Texte retenu »
┌────────
Incontournable BD jeunesse Mars 2023
Cette jolie BD jeunesse italienne, intitulée "
Le voyage de Pistil" en version française, présente Pistil, une créature au visage lunaire et au corps similaire à celui d'un bouc qui vit dans une petite forêt, où il aime manger les pommes des arbres environnants. Seulement, un matin, il a les quatre pattes dans l'eau. La rivière est sortie de son lit et a charrié avec elle un petit poisson à la peau dorée, Croissant. Croissant sent au fond e lui qu'il doit gagner la mer, mais il est un peu perdu à travers ses arbres. Il propose à Pistil d'entreprendre un voyage avec lui pour rejoindre l'océan. Les deux animaux vont progressivement devenir amis, faire des rencontres, parfois sympathiques, d'autres dramatiques. À travers leur voyage, c'est également l'occasion de voir comment l'humain a un impact sur la nature.
└────────
Consigne »
Répondez à ces questions d'après le texte retenu :
(a) Quel est le titre de la BD en version française ?
(b) Que Pistil aime-t-il manger dans sa forêt ?
(c) Quel est le nom du petit poisson charrié par la rivière ?

Données fournies »
┌────────
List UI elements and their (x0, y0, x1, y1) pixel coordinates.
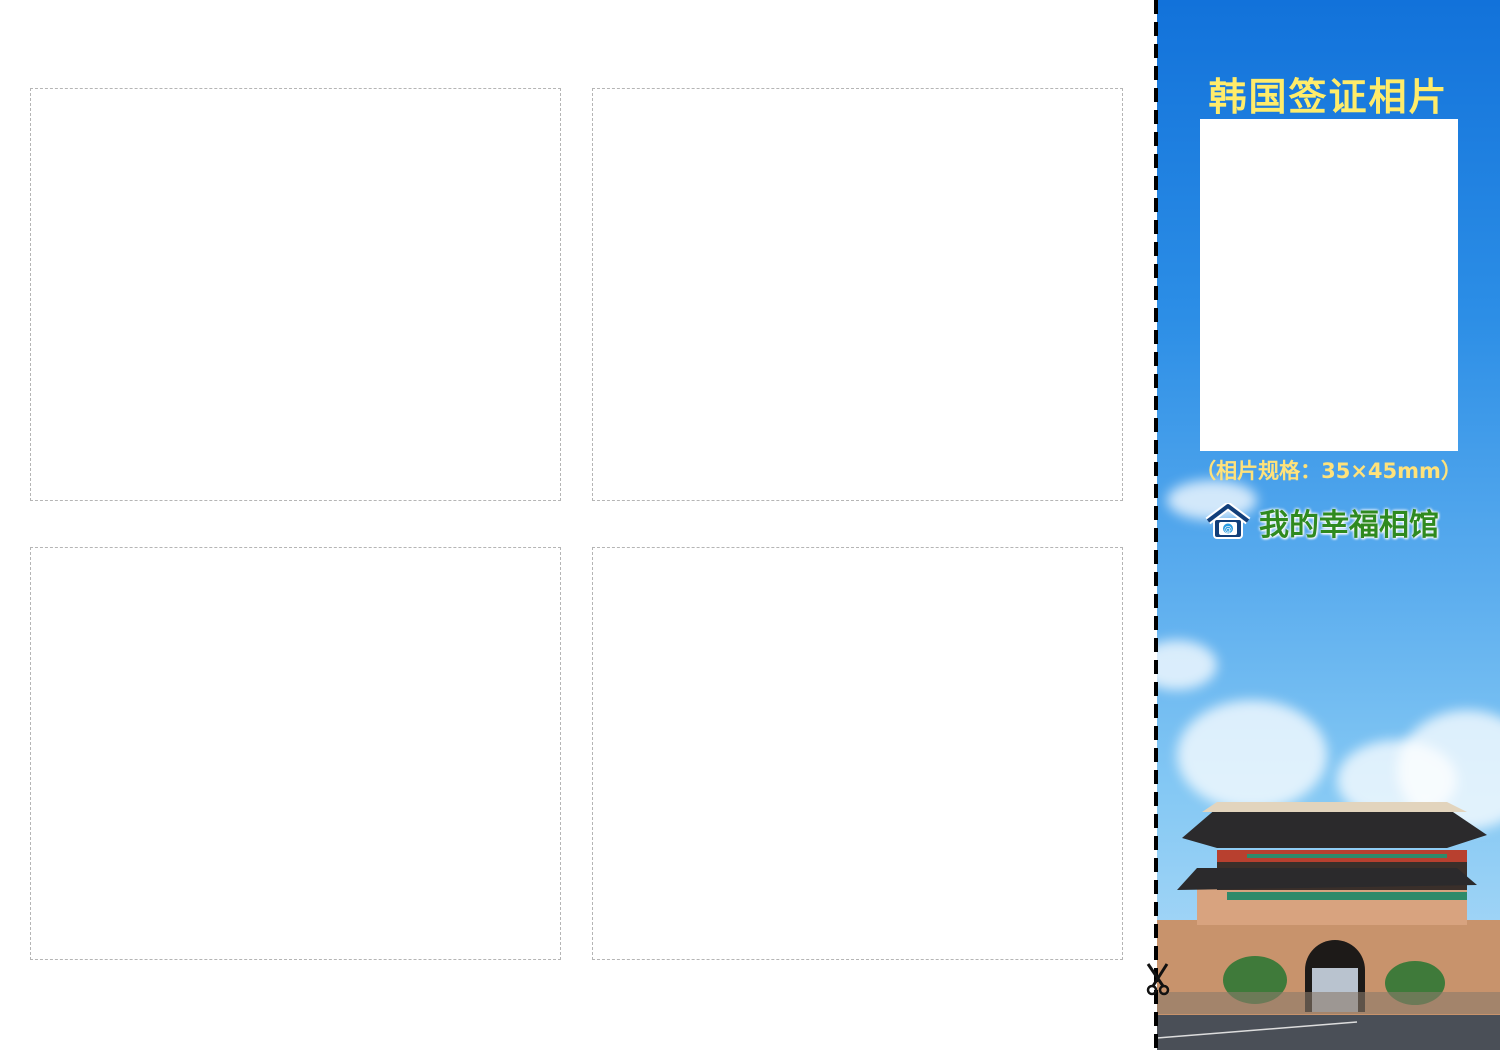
└────────
Réponse »
(a) « Le voyage de Pistil »
(b) Les pommes des arbres environnants
(c) Croissant